(Dataset entries)
------
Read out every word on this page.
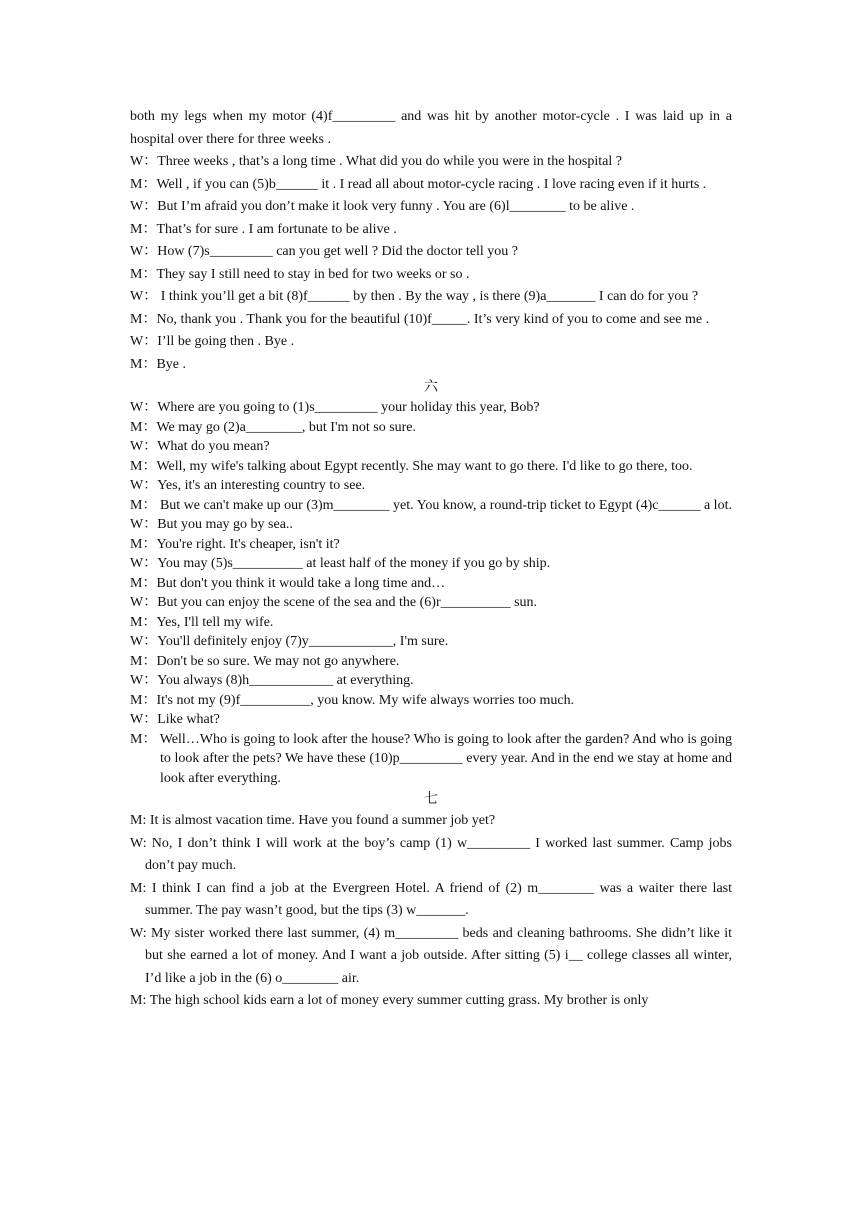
both my legs when my motor (4)f_________ and was hit by another motor-cycle . I was laid up in a hospital over there for three weeks .
W：Three weeks , that’s a long time . What did you do while you were in the hospital ?
M：Well , if you can (5)b______ it . I read all about motor-cycle racing . I love racing even if it hurts .
W：But I’m afraid you don’t make it look very funny . You are (6)l________ to be alive .
M：That’s for sure . I am fortunate to be alive .
W：How (7)s_________ can you get well ? Did the doctor tell you ?
M：They say I still need to stay in bed for two weeks or so .
W： I think you’ll get a bit (8)f______ by then . By the way , is there (9)a_______ I can do for you ?
M：No, thank you . Thank you for the beautiful (10)f_____. It’s very kind of you to come and see me .
W：I’ll be going then . Bye .
M：Bye .
六
W：Where are you going to (1)s_________ your holiday this year, Bob?
M：We may go (2)a________, but I'm not so sure.
W：What do you mean?
M：Well, my wife's talking about Egypt recently. She may want to go there. I'd like to go there, too.
W：Yes, it's an interesting country to see.
M： But we can't make up our (3)m________ yet. You know, a round-trip ticket to Egypt (4)c______ a lot.
W：But you may go by sea..
M：You're right. It's cheaper, isn't it?
W：You may (5)s__________ at least half of the money if you go by ship.
M：But don't you think it would take a long time and…
W：But you can enjoy the scene of the sea and the (6)r__________ sun.
M：Yes, I'll tell my wife.
W：You'll definitely enjoy (7)y____________, I'm sure.
M：Don't be so sure. We may not go anywhere.
W：You always (8)h____________ at everything.
M：It's not my (9)f__________, you know. My wife always worries too much.
W：Like what?
M： Well…Who is going to look after the house? Who is going to look after the garden? And who is going to look after the pets? We have these (10)p_________ every year. And in the end we stay at home and look after everything.
七
M: It is almost vacation time. Have you found a summer job yet?
W: No, I don’t think I will work at the boy’s camp (1) w_________ I worked last summer. Camp jobs don’t pay much.
M: I think I can find a job at the Evergreen Hotel. A friend of (2) m________ was a waiter there last summer. The pay wasn’t good, but the tips (3) w_______.
W: My sister worked there last summer, (4) m_________ beds and cleaning bathrooms. She didn’t like it but she earned a lot of money. And I want a job outside. After sitting (5) i__ college classes all winter, I’d like a job in the (6) o________ air.
M: The high school kids earn a lot of money every summer cutting grass. My brother is only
------
=== Brief ===
Extract each line from the entries above that contains the string "alive".

=== Solution for this problem ===
W：But I’m afraid you don’t make it look very funny . You are (6)l________ to be alive .
M：That’s for sure . I am fortunate to be alive .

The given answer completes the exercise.